> **Challenge**
Each line below either holds the string "constantes" or doesn't. Count those that do and give only the number.

BEGIN Data listing

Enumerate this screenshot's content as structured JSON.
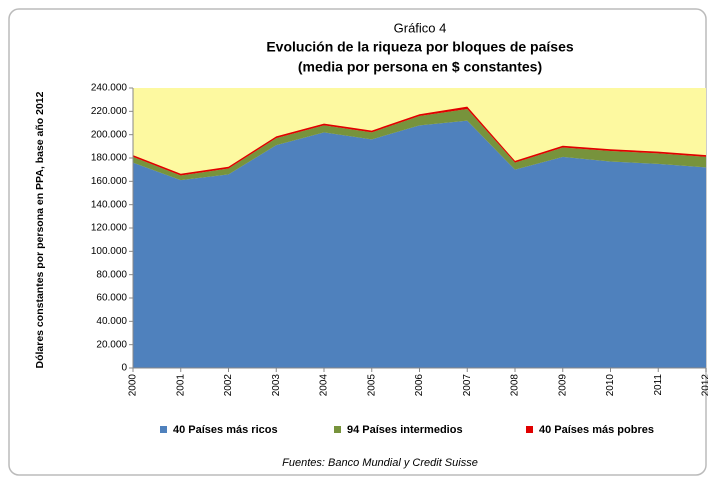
{
  "chart_data": {
    "type": "area",
    "stacked": true,
    "kicker": "Gráfico 4",
    "title": "Evolución de la riqueza  por bloques de países",
    "subtitle": "(media por persona en $ constantes)",
    "y_label": "Dólares constantes  por persona  en PPA, base año 2012",
    "source": "Fuentes: Banco Mundial y Credit Suisse",
    "categories": [
      "2000",
      "2001",
      "2002",
      "2003",
      "2004",
      "2005",
      "2006",
      "2007",
      "2008",
      "2009",
      "2010",
      "2011",
      "2012"
    ],
    "series": [
      {
        "name": "40 Países más ricos",
        "color": "#4f81bd",
        "values": [
          176000,
          161000,
          166000,
          191000,
          202000,
          196000,
          208000,
          212000,
          170000,
          181000,
          177000,
          175000,
          172000
        ]
      },
      {
        "name": "94  Países intermedios",
        "color": "#77933c",
        "values": [
          5000,
          4000,
          5000,
          6000,
          6000,
          6000,
          8000,
          10000,
          6000,
          8000,
          9000,
          9000,
          9000
        ]
      },
      {
        "name": "40 Países más pobres",
        "color": "#e00000",
        "values": [
          1500,
          1500,
          1500,
          1500,
          1500,
          1500,
          1500,
          2000,
          1500,
          1500,
          1500,
          1500,
          1500
        ]
      }
    ],
    "ylim": [
      0,
      240000
    ],
    "yticks": [
      0,
      {
        "value": 20000,
        "label": "20.000"
      },
      {
        "value": 40000,
        "label": "40.000"
      },
      {
        "value": 60000,
        "label": "60.000"
      },
      {
        "value": 80000,
        "label": "80.000"
      },
      {
        "value": 100000,
        "label": "100.000"
      },
      {
        "value": 120000,
        "label": "120.000"
      },
      {
        "value": 140000,
        "label": "140.000"
      },
      {
        "value": 160000,
        "label": "160.000"
      },
      {
        "value": 180000,
        "label": "180.000"
      },
      {
        "value": 200000,
        "label": "200.000"
      },
      {
        "value": 220000,
        "label": "220.000"
      },
      {
        "value": 240000,
        "label": "240.000"
      }
    ],
    "plot_background": "#fdf9a0",
    "grid": false,
    "legend": "bottom"
  }
}
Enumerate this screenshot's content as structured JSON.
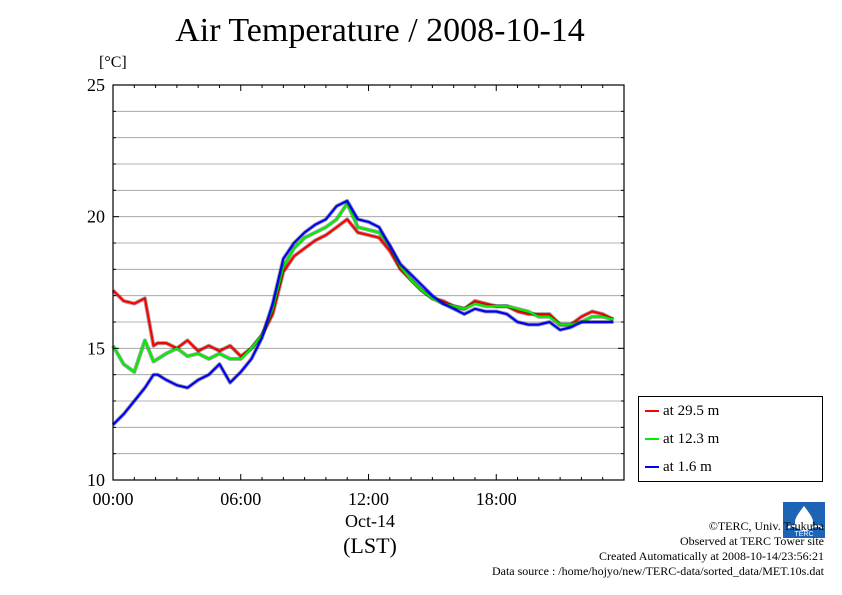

END Data listing

> **Output**
2